[start THE INPUT]
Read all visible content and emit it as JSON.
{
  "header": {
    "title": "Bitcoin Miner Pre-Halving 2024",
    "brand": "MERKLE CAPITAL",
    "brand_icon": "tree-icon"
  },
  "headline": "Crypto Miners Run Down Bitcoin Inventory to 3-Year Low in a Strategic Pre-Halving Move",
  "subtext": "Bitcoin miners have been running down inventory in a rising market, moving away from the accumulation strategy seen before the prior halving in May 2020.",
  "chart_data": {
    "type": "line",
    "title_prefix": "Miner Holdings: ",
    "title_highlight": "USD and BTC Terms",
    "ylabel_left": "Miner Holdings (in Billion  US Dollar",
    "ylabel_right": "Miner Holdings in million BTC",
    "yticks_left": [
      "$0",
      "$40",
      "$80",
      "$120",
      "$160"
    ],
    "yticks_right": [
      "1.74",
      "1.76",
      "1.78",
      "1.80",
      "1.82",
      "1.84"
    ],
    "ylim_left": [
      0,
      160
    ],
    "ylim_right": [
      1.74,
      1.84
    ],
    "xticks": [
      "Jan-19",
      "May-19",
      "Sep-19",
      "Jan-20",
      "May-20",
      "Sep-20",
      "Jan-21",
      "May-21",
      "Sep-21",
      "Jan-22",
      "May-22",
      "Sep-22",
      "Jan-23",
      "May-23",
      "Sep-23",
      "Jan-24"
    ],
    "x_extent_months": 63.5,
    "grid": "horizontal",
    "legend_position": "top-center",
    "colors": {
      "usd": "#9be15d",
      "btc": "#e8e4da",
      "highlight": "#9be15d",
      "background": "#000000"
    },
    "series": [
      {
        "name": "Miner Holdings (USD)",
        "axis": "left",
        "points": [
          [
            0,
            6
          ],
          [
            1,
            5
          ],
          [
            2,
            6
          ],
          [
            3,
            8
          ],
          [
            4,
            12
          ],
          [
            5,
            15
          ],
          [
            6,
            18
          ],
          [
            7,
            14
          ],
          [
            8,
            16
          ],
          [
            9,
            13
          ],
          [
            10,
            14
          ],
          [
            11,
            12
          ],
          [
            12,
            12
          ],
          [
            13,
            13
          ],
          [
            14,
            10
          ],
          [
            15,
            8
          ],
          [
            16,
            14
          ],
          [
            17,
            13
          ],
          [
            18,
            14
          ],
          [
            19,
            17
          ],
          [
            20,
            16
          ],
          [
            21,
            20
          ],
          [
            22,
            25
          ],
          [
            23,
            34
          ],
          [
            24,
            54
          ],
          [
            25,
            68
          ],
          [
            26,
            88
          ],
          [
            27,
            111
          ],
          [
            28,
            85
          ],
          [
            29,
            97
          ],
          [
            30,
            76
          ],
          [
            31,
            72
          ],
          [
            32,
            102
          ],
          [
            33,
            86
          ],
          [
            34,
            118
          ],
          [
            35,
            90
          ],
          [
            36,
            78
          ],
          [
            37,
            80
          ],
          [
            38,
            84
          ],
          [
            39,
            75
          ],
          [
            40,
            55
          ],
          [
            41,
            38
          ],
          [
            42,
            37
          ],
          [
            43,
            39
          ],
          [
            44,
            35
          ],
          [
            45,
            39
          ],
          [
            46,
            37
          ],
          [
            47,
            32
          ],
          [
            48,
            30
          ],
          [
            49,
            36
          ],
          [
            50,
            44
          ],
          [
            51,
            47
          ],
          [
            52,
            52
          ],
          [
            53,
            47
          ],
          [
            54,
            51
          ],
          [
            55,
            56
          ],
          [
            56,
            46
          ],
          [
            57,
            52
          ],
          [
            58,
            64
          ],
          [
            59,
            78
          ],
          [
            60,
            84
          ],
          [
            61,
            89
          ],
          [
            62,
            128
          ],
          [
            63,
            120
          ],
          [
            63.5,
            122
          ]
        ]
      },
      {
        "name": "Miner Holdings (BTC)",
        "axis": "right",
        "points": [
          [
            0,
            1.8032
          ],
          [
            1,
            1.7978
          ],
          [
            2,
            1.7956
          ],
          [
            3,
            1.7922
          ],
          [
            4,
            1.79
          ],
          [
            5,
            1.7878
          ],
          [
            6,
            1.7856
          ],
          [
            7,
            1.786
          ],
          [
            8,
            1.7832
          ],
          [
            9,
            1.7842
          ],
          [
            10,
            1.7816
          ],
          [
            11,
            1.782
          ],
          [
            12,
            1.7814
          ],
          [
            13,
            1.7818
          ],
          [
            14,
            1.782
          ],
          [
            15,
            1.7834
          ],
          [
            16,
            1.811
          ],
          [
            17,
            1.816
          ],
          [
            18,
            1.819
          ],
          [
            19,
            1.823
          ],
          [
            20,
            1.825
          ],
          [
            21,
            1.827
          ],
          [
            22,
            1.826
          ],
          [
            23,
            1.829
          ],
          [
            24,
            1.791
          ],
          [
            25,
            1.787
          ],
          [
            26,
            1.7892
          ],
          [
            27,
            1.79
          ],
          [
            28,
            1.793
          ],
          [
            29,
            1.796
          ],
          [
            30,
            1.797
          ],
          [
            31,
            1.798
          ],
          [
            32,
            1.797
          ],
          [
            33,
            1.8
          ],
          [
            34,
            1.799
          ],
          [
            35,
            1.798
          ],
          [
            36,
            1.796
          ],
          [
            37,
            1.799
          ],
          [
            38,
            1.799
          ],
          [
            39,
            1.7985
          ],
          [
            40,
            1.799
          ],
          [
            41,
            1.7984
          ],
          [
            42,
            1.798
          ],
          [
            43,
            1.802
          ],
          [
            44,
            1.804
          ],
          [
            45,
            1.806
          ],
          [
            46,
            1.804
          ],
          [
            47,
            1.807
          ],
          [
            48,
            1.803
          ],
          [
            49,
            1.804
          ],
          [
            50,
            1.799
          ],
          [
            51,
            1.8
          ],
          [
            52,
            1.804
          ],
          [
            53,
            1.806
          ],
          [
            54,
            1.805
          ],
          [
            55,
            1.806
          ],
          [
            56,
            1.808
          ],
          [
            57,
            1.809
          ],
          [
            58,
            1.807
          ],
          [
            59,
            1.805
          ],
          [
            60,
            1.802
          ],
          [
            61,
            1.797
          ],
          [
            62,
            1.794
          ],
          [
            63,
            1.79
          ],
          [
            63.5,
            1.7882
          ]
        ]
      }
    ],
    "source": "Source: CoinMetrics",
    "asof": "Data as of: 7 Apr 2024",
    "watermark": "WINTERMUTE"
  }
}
[end THE INPUT]
YOUR GOAL:
Write the material out exactly, with nothing left out.

CORRECT RESPONSE:
Read all visible content and emit it as JSON.
{
  "header": {
    "title": "Bitcoin Miner Pre-Halving 2024",
    "brand": "MERKLE CAPITAL",
    "brand_icon": "tree-icon"
  },
  "headline": "Crypto Miners Run Down Bitcoin Inventory to 3-Year Low in a Strategic Pre-Halving Move",
  "subtext": "Bitcoin miners have been running down inventory in a rising market, moving away from the accumulation strategy seen before the prior halving in May 2020.",
  "chart_data": {
    "type": "line",
    "title_prefix": "Miner Holdings: ",
    "title_highlight": "USD and BTC Terms",
    "ylabel_left": "Miner Holdings (in Billion  US Dollar",
    "ylabel_right": "Miner Holdings in million BTC",
    "yticks_left": [
      "$0",
      "$40",
      "$80",
      "$120",
      "$160"
    ],
    "yticks_right": [
      "1.74",
      "1.76",
      "1.78",
      "1.80",
      "1.82",
      "1.84"
    ],
    "ylim_left": [
      0,
      160
    ],
    "ylim_right": [
      1.74,
      1.84
    ],
    "xticks": [
      "Jan-19",
      "May-19",
      "Sep-19",
      "Jan-20",
      "May-20",
      "Sep-20",
      "Jan-21",
      "May-21",
      "Sep-21",
      "Jan-22",
      "May-22",
      "Sep-22",
      "Jan-23",
      "May-23",
      "Sep-23",
      "Jan-24"
    ],
    "x_extent_months": 63.5,
    "grid": "horizontal",
    "legend_position": "top-center",
    "colors": {
      "usd": "#9be15d",
      "btc": "#e8e4da",
      "highlight": "#9be15d",
      "background": "#000000"
    },
    "series": [
      {
        "name": "Miner Holdings (USD)",
        "axis": "left",
        "points": [
          [
            0,
            6
          ],
          [
            1,
            5
          ],
          [
            2,
            6
          ],
          [
            3,
            8
          ],
          [
            4,
            12
          ],
          [
            5,
            15
          ],
          [
            6,
            18
          ],
          [
            7,
            14
          ],
          [
            8,
            16
          ],
          [
            9,
            13
          ],
          [
            10,
            14
          ],
          [
            11,
            12
          ],
          [
            12,
            12
          ],
          [
            13,
            13
          ],
          [
            14,
            10
          ],
          [
            15,
            8
          ],
          [
            16,
            14
          ],
          [
            17,
            13
          ],
          [
            18,
            14
          ],
          [
            19,
            17
          ],
          [
            20,
            16
          ],
          [
            21,
            20
          ],
          [
            22,
            25
          ],
          [
            23,
            34
          ],
          [
            24,
            54
          ],
          [
            25,
            68
          ],
          [
            26,
            88
          ],
          [
            27,
            111
          ],
          [
            28,
            85
          ],
          [
            29,
            97
          ],
          [
            30,
            76
          ],
          [
            31,
            72
          ],
          [
            32,
            102
          ],
          [
            33,
            86
          ],
          [
            34,
            118
          ],
          [
            35,
            90
          ],
          [
            36,
            78
          ],
          [
            37,
            80
          ],
          [
            38,
            84
          ],
          [
            39,
            75
          ],
          [
            40,
            55
          ],
          [
            41,
            38
          ],
          [
            42,
            37
          ],
          [
            43,
            39
          ],
          [
            44,
            35
          ],
          [
            45,
            39
          ],
          [
            46,
            37
          ],
          [
            47,
            32
          ],
          [
            48,
            30
          ],
          [
            49,
            36
          ],
          [
            50,
            44
          ],
          [
            51,
            47
          ],
          [
            52,
            52
          ],
          [
            53,
            47
          ],
          [
            54,
            51
          ],
          [
            55,
            56
          ],
          [
            56,
            46
          ],
          [
            57,
            52
          ],
          [
            58,
            64
          ],
          [
            59,
            78
          ],
          [
            60,
            84
          ],
          [
            61,
            89
          ],
          [
            62,
            128
          ],
          [
            63,
            120
          ],
          [
            63.5,
            122
          ]
        ]
      },
      {
        "name": "Miner Holdings (BTC)",
        "axis": "right",
        "points": [
          [
            0,
            1.8032
          ],
          [
            1,
            1.7978
          ],
          [
            2,
            1.7956
          ],
          [
            3,
            1.7922
          ],
          [
            4,
            1.79
          ],
          [
            5,
            1.7878
          ],
          [
            6,
            1.7856
          ],
          [
            7,
            1.786
          ],
          [
            8,
            1.7832
          ],
          [
            9,
            1.7842
          ],
          [
            10,
            1.7816
          ],
          [
            11,
            1.782
          ],
          [
            12,
            1.7814
          ],
          [
            13,
            1.7818
          ],
          [
            14,
            1.782
          ],
          [
            15,
            1.7834
          ],
          [
            16,
            1.811
          ],
          [
            17,
            1.816
          ],
          [
            18,
            1.819
          ],
          [
            19,
            1.823
          ],
          [
            20,
            1.825
          ],
          [
            21,
            1.827
          ],
          [
            22,
            1.826
          ],
          [
            23,
            1.829
          ],
          [
            24,
            1.791
          ],
          [
            25,
            1.787
          ],
          [
            26,
            1.7892
          ],
          [
            27,
            1.79
          ],
          [
            28,
            1.793
          ],
          [
            29,
            1.796
          ],
          [
            30,
            1.797
          ],
          [
            31,
            1.798
          ],
          [
            32,
            1.797
          ],
          [
            33,
            1.8
          ],
          [
            34,
            1.799
          ],
          [
            35,
            1.798
          ],
          [
            36,
            1.796
          ],
          [
            37,
            1.799
          ],
          [
            38,
            1.799
          ],
          [
            39,
            1.7985
          ],
          [
            40,
            1.799
          ],
          [
            41,
            1.7984
          ],
          [
            42,
            1.798
          ],
          [
            43,
            1.802
          ],
          [
            44,
            1.804
          ],
          [
            45,
            1.806
          ],
          [
            46,
            1.804
          ],
          [
            47,
            1.807
          ],
          [
            48,
            1.803
          ],
          [
            49,
            1.804
          ],
          [
            50,
            1.799
          ],
          [
            51,
            1.8
          ],
          [
            52,
            1.804
          ],
          [
            53,
            1.806
          ],
          [
            54,
            1.805
          ],
          [
            55,
            1.806
          ],
          [
            56,
            1.808
          ],
          [
            57,
            1.809
          ],
          [
            58,
            1.807
          ],
          [
            59,
            1.805
          ],
          [
            60,
            1.802
          ],
          [
            61,
            1.797
          ],
          [
            62,
            1.794
          ],
          [
            63,
            1.79
          ],
          [
            63.5,
            1.7882
          ]
        ]
      }
    ],
    "source": "Source: CoinMetrics",
    "asof": "Data as of: 7 Apr 2024",
    "watermark": "WINTERMUTE"
  }
}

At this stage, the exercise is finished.